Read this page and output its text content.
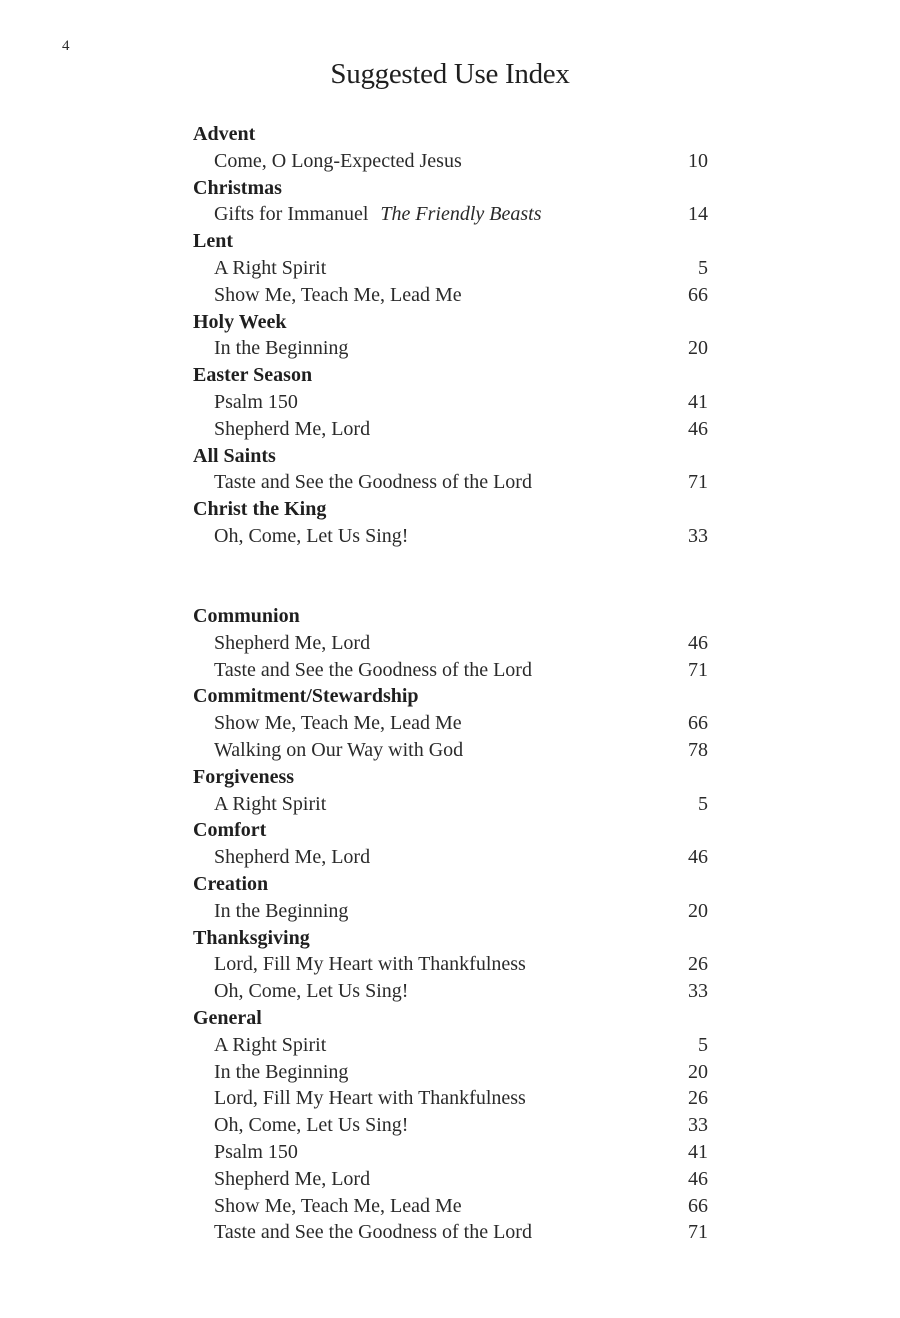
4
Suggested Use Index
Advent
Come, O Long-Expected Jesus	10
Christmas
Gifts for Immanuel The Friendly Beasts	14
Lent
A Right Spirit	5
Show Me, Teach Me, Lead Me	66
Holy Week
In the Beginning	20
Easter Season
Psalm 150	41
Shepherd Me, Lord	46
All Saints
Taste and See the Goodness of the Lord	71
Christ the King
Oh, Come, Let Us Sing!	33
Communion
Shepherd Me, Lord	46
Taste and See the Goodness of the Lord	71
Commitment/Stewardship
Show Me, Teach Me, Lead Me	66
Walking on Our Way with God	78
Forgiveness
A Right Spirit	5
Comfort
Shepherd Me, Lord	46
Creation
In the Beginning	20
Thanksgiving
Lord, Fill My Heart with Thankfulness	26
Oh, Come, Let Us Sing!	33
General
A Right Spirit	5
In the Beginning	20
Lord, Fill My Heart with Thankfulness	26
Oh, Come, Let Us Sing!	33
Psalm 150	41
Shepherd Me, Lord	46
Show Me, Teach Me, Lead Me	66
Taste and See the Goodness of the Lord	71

────────────────

> Work to be completed
Quote every line of the records above exactly; no picture is to be copied.

> Reply to the task
Read this page and output its text content.
4
Suggested Use Index
Advent
Come, O Long-Expected Jesus	10
Christmas
Gifts for Immanuel The Friendly Beasts	14
Lent
A Right Spirit	5
Show Me, Teach Me, Lead Me	66
Holy Week
In the Beginning	20
Easter Season
Psalm 150	41
Shepherd Me, Lord	46
All Saints
Taste and See the Goodness of the Lord	71
Christ the King
Oh, Come, Let Us Sing!	33
Communion
Shepherd Me, Lord	46
Taste and See the Goodness of the Lord	71
Commitment/Stewardship
Show Me, Teach Me, Lead Me	66
Walking on Our Way with God	78
Forgiveness
A Right Spirit	5
Comfort
Shepherd Me, Lord	46
Creation
In the Beginning	20
Thanksgiving
Lord, Fill My Heart with Thankfulness	26
Oh, Come, Let Us Sing!	33
General
A Right Spirit	5
In the Beginning	20
Lord, Fill My Heart with Thankfulness	26
Oh, Come, Let Us Sing!	33
Psalm 150	41
Shepherd Me, Lord	46
Show Me, Teach Me, Lead Me	66
Taste and See the Goodness of the Lord	71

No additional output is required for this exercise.